Pick out each line in these entries that contains the string "JSON".

▶ **Exercise data**:
— Begin —
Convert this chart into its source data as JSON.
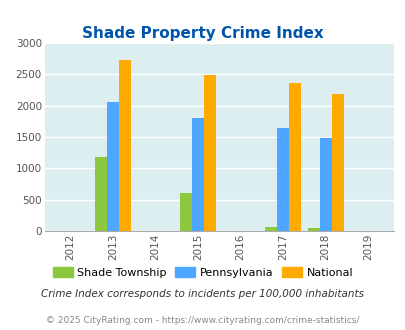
{
  "title": "Shade Property Crime Index",
  "years": [
    2013,
    2015,
    2017,
    2018
  ],
  "shade_township": [
    1180,
    610,
    60,
    50
  ],
  "pennsylvania": [
    2060,
    1810,
    1640,
    1490
  ],
  "national": [
    2730,
    2490,
    2360,
    2190
  ],
  "x_ticks": [
    2012,
    2013,
    2014,
    2015,
    2016,
    2017,
    2018,
    2019
  ],
  "ylim": [
    0,
    3000
  ],
  "yticks": [
    0,
    500,
    1000,
    1500,
    2000,
    2500,
    3000
  ],
  "color_shade": "#8dc63f",
  "color_pa": "#4da6ff",
  "color_national": "#ffaa00",
  "bg_color": "#ddeef0",
  "grid_color": "#ffffff",
  "title_color": "#0055aa",
  "legend_labels": [
    "Shade Township",
    "Pennsylvania",
    "National"
  ],
  "footnote1": "Crime Index corresponds to incidents per 100,000 inhabitants",
  "footnote2": "© 2025 CityRating.com - https://www.cityrating.com/crime-statistics/",
  "bar_width": 0.28,
  "xlim": [
    2011.4,
    2019.6
  ]
}
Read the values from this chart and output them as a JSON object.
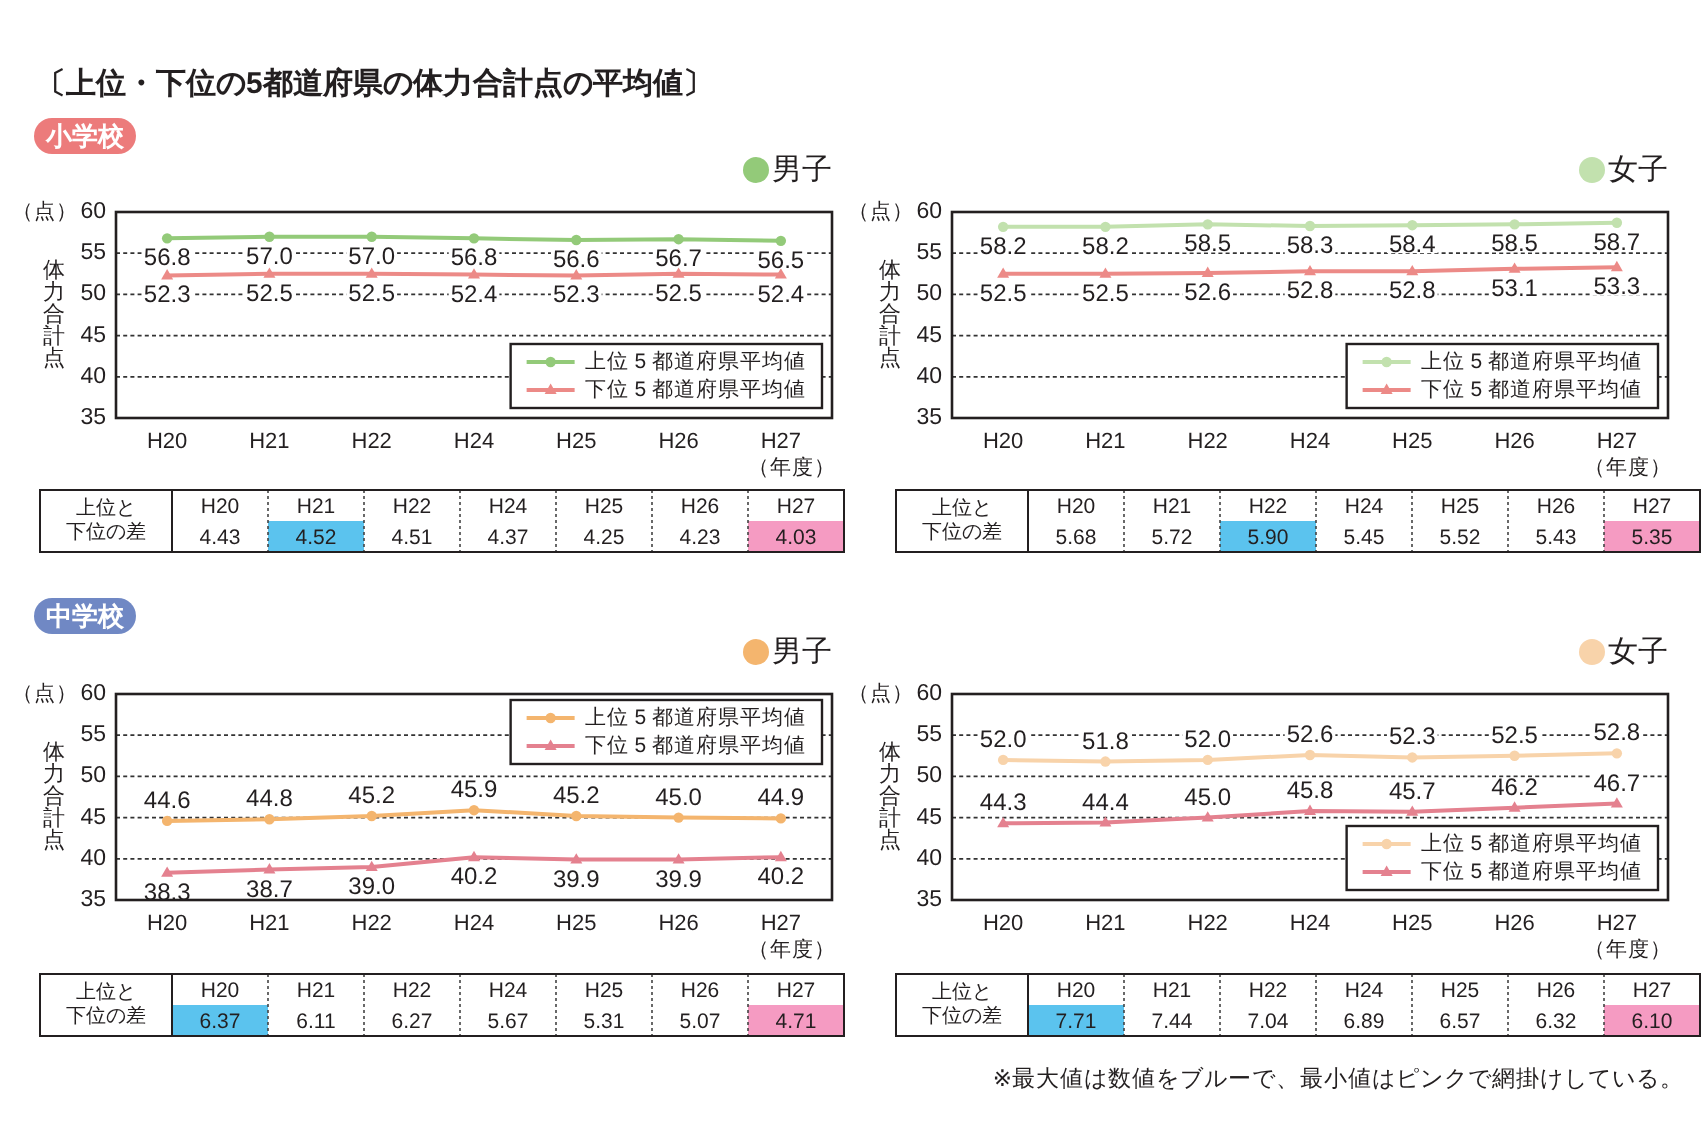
{
  "chart_data": [
    {
      "type": "other",
      "title": "〔上位・下位の5都道府県の体力合計点の平均値〕"
    },
    {
      "type": "other",
      "title": "小学校",
      "color": "#ec7b7b"
    },
    {
      "type": "line",
      "title": "男子",
      "ylabel": "体力合計点",
      "xlabel": "（年度）",
      "annotations": [
        "（点）"
      ],
      "categories": [
        "H20",
        "H21",
        "H22",
        "H24",
        "H25",
        "H26",
        "H27"
      ],
      "ylim": [
        35,
        60
      ],
      "yticks": [
        35,
        40,
        45,
        50,
        55,
        60
      ],
      "grid": "y",
      "legend": "bottom right",
      "series": [
        {
          "name": "上位 5 都道府県平均値",
          "color": "#93ca79",
          "marker": "circle",
          "values": [
            56.8,
            57.0,
            57.0,
            56.8,
            56.6,
            56.7,
            56.5
          ],
          "value_labels": [
            "56.8",
            "57.0",
            "57.0",
            "56.8",
            "56.6",
            "56.7",
            "56.5"
          ]
        },
        {
          "name": "下位 5 都道府県平均値",
          "color": "#ec8a87",
          "marker": "triangle",
          "values": [
            52.3,
            52.5,
            52.5,
            52.4,
            52.3,
            52.5,
            52.4
          ],
          "value_labels": [
            "52.3",
            "52.5",
            "52.5",
            "52.4",
            "52.3",
            "52.5",
            "52.4"
          ]
        }
      ]
    },
    {
      "type": "line",
      "title": "女子",
      "ylabel": "体力合計点",
      "xlabel": "（年度）",
      "annotations": [
        "（点）"
      ],
      "categories": [
        "H20",
        "H21",
        "H22",
        "H24",
        "H25",
        "H26",
        "H27"
      ],
      "ylim": [
        35,
        60
      ],
      "yticks": [
        35,
        40,
        45,
        50,
        55,
        60
      ],
      "grid": "y",
      "legend": "bottom right",
      "series": [
        {
          "name": "上位 5 都道府県平均値",
          "color": "#c2e1ae",
          "marker": "circle",
          "values": [
            58.2,
            58.2,
            58.5,
            58.3,
            58.4,
            58.5,
            58.7
          ],
          "value_labels": [
            "58.2",
            "58.2",
            "58.5",
            "58.3",
            "58.4",
            "58.5",
            "58.7"
          ]
        },
        {
          "name": "下位 5 都道府県平均値",
          "color": "#ec8a87",
          "marker": "triangle",
          "values": [
            52.5,
            52.5,
            52.6,
            52.8,
            52.8,
            53.1,
            53.3
          ],
          "value_labels": [
            "52.5",
            "52.5",
            "52.6",
            "52.8",
            "52.8",
            "53.1",
            "53.3"
          ]
        }
      ]
    },
    {
      "type": "other",
      "ylabel": "上位と下位の差",
      "categories": [
        "H20",
        "H21",
        "H22",
        "H24",
        "H25",
        "H26",
        "H27"
      ],
      "values": [
        4.43,
        4.52,
        4.51,
        4.37,
        4.25,
        4.23,
        4.03
      ],
      "value_labels": [
        "4.43",
        "4.52",
        "4.51",
        "4.37",
        "4.25",
        "4.23",
        "4.03"
      ],
      "colors": [
        "#ffffff",
        "#5bc3ee",
        "#ffffff",
        "#ffffff",
        "#ffffff",
        "#ffffff",
        "#f59bc2"
      ]
    },
    {
      "type": "other",
      "ylabel": "上位と下位の差",
      "categories": [
        "H20",
        "H21",
        "H22",
        "H24",
        "H25",
        "H26",
        "H27"
      ],
      "values": [
        5.68,
        5.72,
        5.9,
        5.45,
        5.52,
        5.43,
        5.35
      ],
      "value_labels": [
        "5.68",
        "5.72",
        "5.90",
        "5.45",
        "5.52",
        "5.43",
        "5.35"
      ],
      "colors": [
        "#ffffff",
        "#ffffff",
        "#5bc3ee",
        "#ffffff",
        "#ffffff",
        "#ffffff",
        "#f59bc2"
      ]
    },
    {
      "type": "other",
      "title": "中学校",
      "color": "#7088c4"
    },
    {
      "type": "line",
      "title": "男子",
      "ylabel": "体力合計点",
      "xlabel": "（年度）",
      "annotations": [
        "（点）"
      ],
      "categories": [
        "H20",
        "H21",
        "H22",
        "H24",
        "H25",
        "H26",
        "H27"
      ],
      "ylim": [
        35,
        60
      ],
      "yticks": [
        35,
        40,
        45,
        50,
        55,
        60
      ],
      "grid": "y",
      "legend": "top right",
      "series": [
        {
          "name": "上位 5 都道府県平均値",
          "color": "#f4b56e",
          "marker": "circle",
          "values": [
            44.6,
            44.8,
            45.2,
            45.9,
            45.2,
            45.0,
            44.9
          ],
          "value_labels": [
            "44.6",
            "44.8",
            "45.2",
            "45.9",
            "45.2",
            "45.0",
            "44.9"
          ]
        },
        {
          "name": "下位 5 都道府県平均値",
          "color": "#e4818f",
          "marker": "triangle",
          "values": [
            38.3,
            38.7,
            39.0,
            40.2,
            39.9,
            39.9,
            40.2
          ],
          "value_labels": [
            "38.3",
            "38.7",
            "39.0",
            "40.2",
            "39.9",
            "39.9",
            "40.2"
          ]
        }
      ]
    },
    {
      "type": "line",
      "title": "女子",
      "ylabel": "体力合計点",
      "xlabel": "（年度）",
      "annotations": [
        "（点）"
      ],
      "categories": [
        "H20",
        "H21",
        "H22",
        "H24",
        "H25",
        "H26",
        "H27"
      ],
      "ylim": [
        35,
        60
      ],
      "yticks": [
        35,
        40,
        45,
        50,
        55,
        60
      ],
      "grid": "y",
      "legend": "bottom right",
      "series": [
        {
          "name": "上位 5 都道府県平均値",
          "color": "#f8d3aa",
          "marker": "circle",
          "values": [
            52.0,
            51.8,
            52.0,
            52.6,
            52.3,
            52.5,
            52.8
          ],
          "value_labels": [
            "52.0",
            "51.8",
            "52.0",
            "52.6",
            "52.3",
            "52.5",
            "52.8"
          ]
        },
        {
          "name": "下位 5 都道府県平均値",
          "color": "#e4818f",
          "marker": "triangle",
          "values": [
            44.3,
            44.4,
            45.0,
            45.8,
            45.7,
            46.2,
            46.7
          ],
          "value_labels": [
            "44.3",
            "44.4",
            "45.0",
            "45.8",
            "45.7",
            "46.2",
            "46.7"
          ]
        }
      ]
    },
    {
      "type": "other",
      "ylabel": "上位と下位の差",
      "categories": [
        "H20",
        "H21",
        "H22",
        "H24",
        "H25",
        "H26",
        "H27"
      ],
      "values": [
        6.37,
        6.11,
        6.27,
        5.67,
        5.31,
        5.07,
        4.71
      ],
      "value_labels": [
        "6.37",
        "6.11",
        "6.27",
        "5.67",
        "5.31",
        "5.07",
        "4.71"
      ],
      "colors": [
        "#5bc3ee",
        "#ffffff",
        "#ffffff",
        "#ffffff",
        "#ffffff",
        "#ffffff",
        "#f59bc2"
      ]
    },
    {
      "type": "other",
      "ylabel": "上位と下位の差",
      "categories": [
        "H20",
        "H21",
        "H22",
        "H24",
        "H25",
        "H26",
        "H27"
      ],
      "values": [
        7.71,
        7.44,
        7.04,
        6.89,
        6.57,
        6.32,
        6.1
      ],
      "value_labels": [
        "7.71",
        "7.44",
        "7.04",
        "6.89",
        "6.57",
        "6.32",
        "6.10"
      ],
      "colors": [
        "#5bc3ee",
        "#ffffff",
        "#ffffff",
        "#ffffff",
        "#ffffff",
        "#ffffff",
        "#f59bc2"
      ]
    },
    {
      "type": "other",
      "annotations": [
        "※最大値は数値をブルーで、最小値はピンクで網掛けしている。"
      ]
    }
  ]
}
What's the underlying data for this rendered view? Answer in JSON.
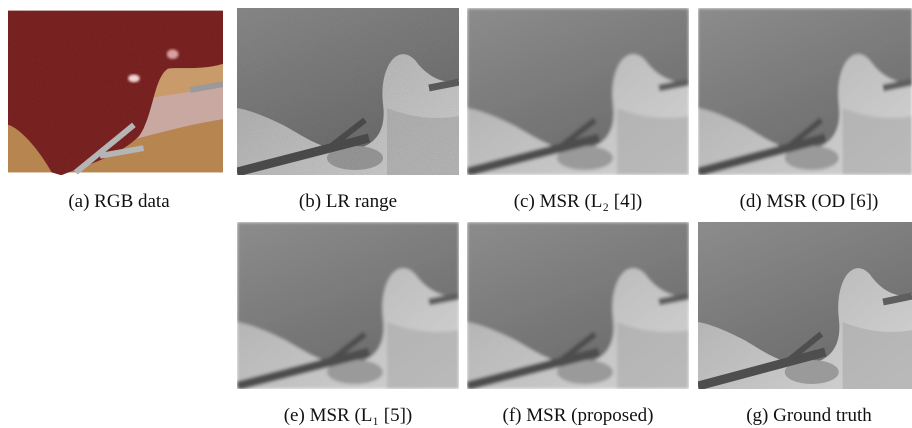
{
  "figure": {
    "panels": [
      {
        "caption": "(a) RGB data"
      },
      {
        "caption": "(b) LR range"
      },
      {
        "caption": "(c) MSR (L₂ [4])"
      },
      {
        "caption": "(d) MSR (OD [6])"
      },
      {
        "caption": "(e) MSR (L₁ [5])"
      },
      {
        "caption": "(f) MSR (proposed)"
      },
      {
        "caption": "(g) Ground truth"
      }
    ]
  }
}
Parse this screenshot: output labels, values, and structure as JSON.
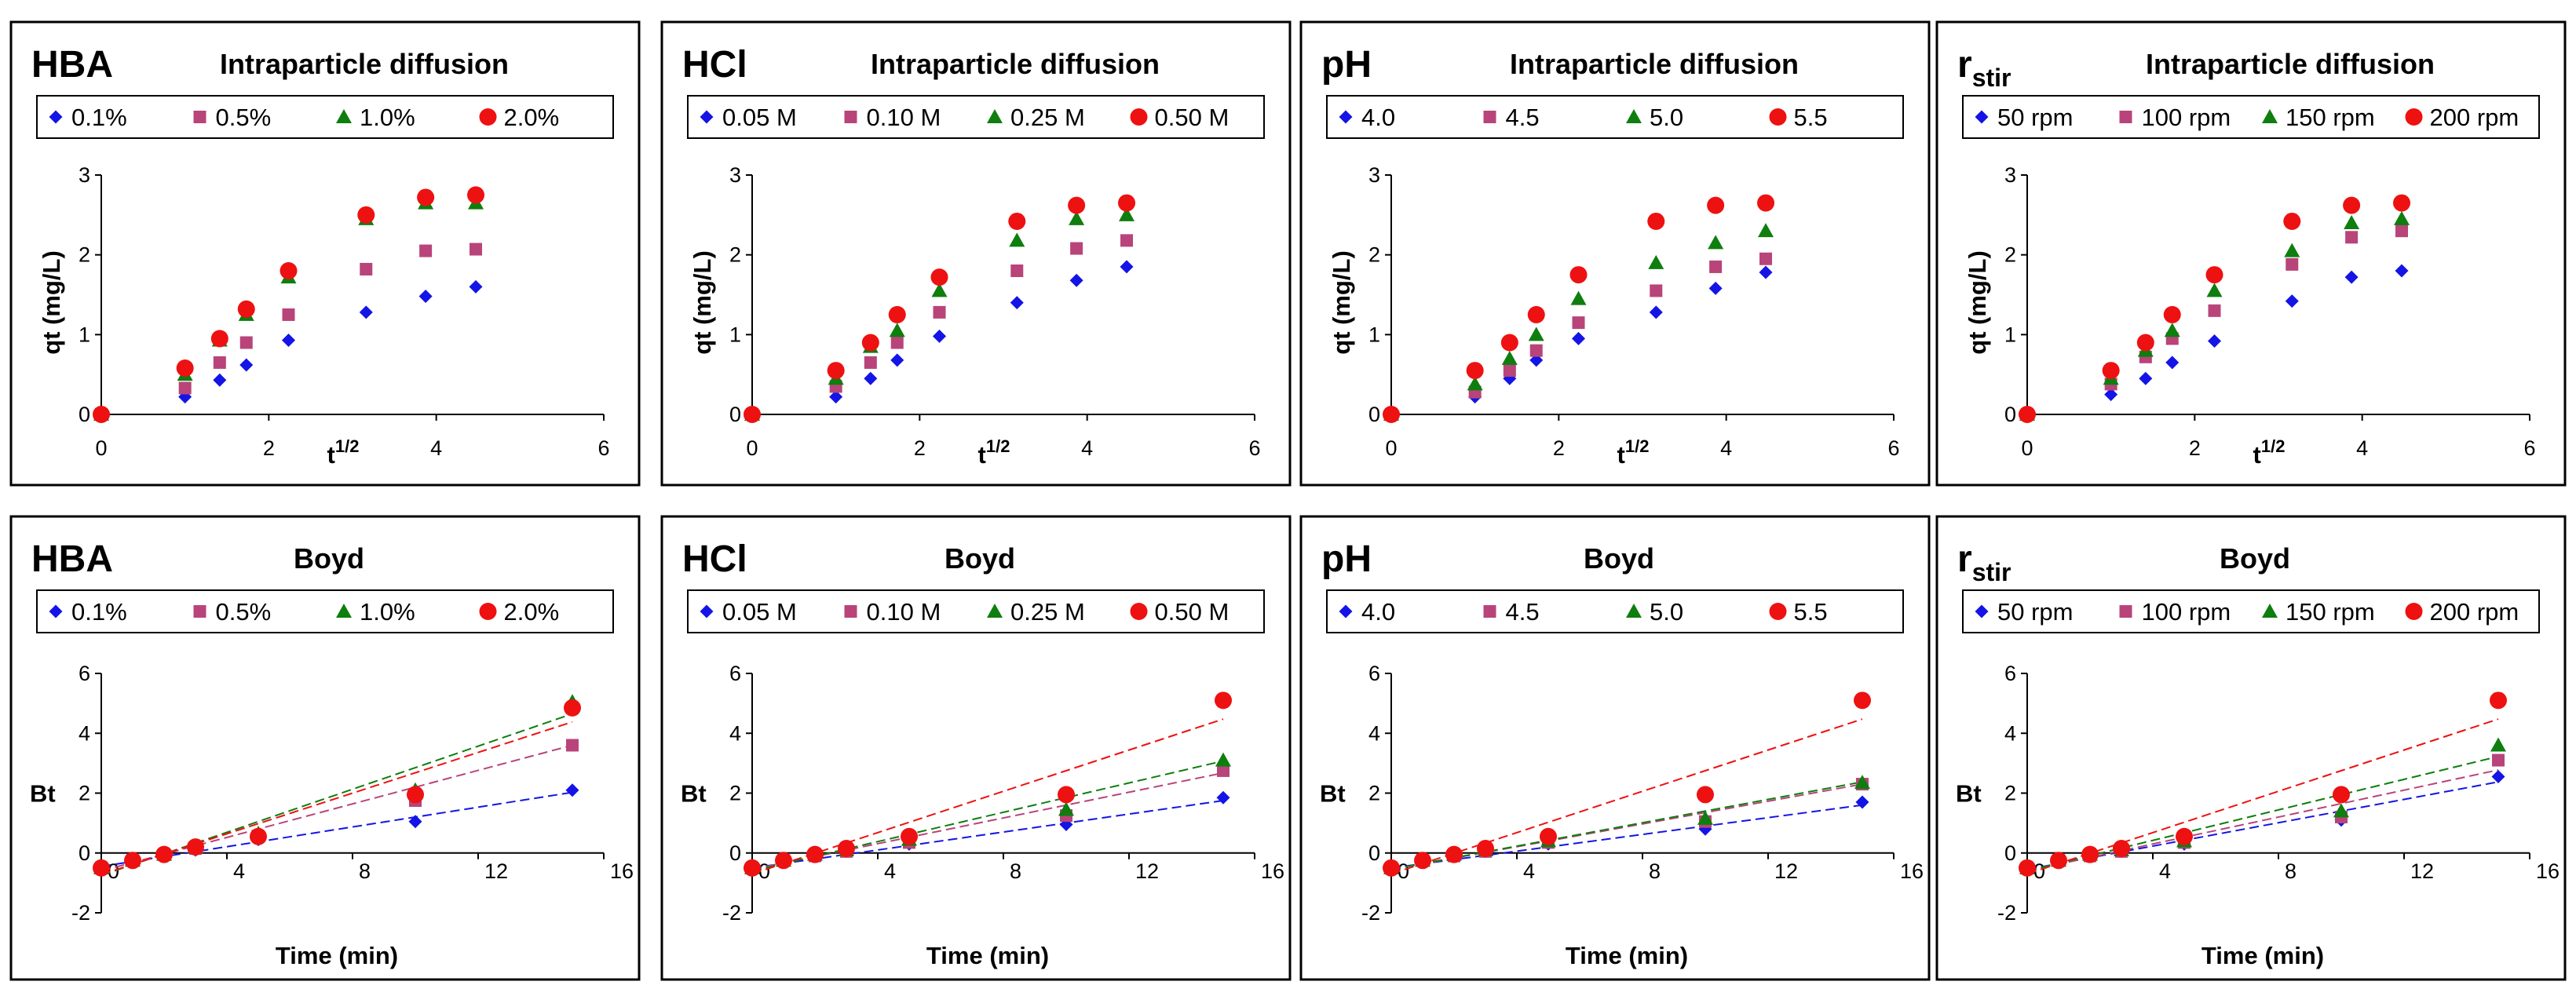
— End —
▶ **Finished exercise**:
Convert this chart into its source data as JSON.
Read the values from this chart and output them as a JSON object.
What's the underlying data for this rendered view? Answer in JSON.
Parse this screenshot: output labels, values, and structure as JSON.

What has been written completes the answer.